» **Data to process**:
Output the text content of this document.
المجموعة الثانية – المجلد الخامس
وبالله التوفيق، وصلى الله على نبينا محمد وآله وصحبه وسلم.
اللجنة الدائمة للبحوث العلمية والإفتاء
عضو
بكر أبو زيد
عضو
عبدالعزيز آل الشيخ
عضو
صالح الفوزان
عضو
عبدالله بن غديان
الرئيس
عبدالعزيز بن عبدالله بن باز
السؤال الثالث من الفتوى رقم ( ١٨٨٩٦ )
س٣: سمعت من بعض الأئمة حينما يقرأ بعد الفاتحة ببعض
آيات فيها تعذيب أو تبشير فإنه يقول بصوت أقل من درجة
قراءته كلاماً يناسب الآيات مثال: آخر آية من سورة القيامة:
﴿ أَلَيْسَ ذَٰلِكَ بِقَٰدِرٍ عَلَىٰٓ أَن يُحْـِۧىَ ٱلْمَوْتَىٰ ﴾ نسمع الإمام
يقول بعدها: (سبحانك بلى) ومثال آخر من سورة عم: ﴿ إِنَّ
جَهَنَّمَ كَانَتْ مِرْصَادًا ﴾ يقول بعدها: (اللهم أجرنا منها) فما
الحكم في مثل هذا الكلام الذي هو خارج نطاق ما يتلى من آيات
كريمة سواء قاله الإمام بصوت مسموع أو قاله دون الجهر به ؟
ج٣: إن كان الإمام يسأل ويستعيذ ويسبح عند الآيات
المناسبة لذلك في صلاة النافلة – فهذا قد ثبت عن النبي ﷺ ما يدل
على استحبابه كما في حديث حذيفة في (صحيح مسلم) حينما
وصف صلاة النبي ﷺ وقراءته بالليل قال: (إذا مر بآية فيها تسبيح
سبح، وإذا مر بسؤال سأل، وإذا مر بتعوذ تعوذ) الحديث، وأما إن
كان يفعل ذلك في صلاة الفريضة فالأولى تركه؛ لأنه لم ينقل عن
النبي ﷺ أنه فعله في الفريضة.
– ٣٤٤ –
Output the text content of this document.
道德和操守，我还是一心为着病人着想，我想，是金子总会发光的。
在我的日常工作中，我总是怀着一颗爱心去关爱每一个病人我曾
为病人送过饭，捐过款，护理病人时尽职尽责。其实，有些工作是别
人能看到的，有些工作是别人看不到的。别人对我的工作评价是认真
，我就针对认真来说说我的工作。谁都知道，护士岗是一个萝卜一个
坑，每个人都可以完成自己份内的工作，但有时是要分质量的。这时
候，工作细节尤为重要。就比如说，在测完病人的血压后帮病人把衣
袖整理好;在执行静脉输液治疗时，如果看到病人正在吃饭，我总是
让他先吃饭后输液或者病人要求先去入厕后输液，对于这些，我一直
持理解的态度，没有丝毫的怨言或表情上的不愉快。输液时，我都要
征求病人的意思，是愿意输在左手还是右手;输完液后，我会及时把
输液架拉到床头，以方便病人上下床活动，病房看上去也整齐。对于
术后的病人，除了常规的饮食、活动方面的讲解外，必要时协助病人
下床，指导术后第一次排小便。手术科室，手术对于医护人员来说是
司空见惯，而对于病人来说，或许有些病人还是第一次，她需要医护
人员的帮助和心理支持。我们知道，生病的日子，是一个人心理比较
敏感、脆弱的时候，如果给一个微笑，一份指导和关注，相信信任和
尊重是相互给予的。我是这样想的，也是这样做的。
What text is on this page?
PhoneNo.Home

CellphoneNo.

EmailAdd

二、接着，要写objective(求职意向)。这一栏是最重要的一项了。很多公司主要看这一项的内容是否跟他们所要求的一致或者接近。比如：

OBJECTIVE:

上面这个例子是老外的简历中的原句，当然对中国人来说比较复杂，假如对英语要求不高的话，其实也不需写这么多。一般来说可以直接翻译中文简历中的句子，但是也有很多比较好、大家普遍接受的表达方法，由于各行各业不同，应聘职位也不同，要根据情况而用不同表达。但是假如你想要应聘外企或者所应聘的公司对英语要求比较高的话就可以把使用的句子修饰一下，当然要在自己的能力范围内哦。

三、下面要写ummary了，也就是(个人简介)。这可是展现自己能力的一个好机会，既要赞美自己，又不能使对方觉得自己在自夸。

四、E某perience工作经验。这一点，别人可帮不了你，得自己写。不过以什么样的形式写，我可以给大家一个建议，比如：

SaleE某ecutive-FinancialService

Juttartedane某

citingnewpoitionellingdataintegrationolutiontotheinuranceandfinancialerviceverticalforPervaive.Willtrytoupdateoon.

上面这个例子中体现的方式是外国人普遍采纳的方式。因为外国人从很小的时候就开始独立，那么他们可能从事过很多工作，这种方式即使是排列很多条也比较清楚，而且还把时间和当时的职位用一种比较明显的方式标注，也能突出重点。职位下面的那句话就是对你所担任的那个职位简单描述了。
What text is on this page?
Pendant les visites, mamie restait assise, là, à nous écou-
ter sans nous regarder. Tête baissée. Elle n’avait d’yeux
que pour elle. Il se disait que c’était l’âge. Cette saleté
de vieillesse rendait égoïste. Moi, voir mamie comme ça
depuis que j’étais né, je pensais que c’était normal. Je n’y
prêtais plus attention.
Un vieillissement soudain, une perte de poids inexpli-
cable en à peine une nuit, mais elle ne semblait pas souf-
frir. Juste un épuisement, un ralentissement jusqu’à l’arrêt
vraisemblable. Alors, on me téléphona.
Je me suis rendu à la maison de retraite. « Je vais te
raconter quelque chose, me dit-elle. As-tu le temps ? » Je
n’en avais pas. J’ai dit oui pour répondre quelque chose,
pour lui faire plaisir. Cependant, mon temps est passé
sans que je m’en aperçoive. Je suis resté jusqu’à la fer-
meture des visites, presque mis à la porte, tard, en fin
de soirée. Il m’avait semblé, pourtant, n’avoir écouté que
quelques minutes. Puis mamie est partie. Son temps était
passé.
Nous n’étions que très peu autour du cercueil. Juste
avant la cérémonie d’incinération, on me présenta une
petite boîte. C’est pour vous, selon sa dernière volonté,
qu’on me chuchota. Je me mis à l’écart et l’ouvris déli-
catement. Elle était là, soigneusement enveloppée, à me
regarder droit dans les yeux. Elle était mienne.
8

» **Required work**:
Locate each line containing the string "فيها" and show it.

» **Task solution**:
آيات فيها تعذيب أو تبشير فإنه يقول بصوت أقل من درجة
وصف صلاة النبي ﷺ وقراءته بالليل قال: (إذا مر بآية فيها تسبيح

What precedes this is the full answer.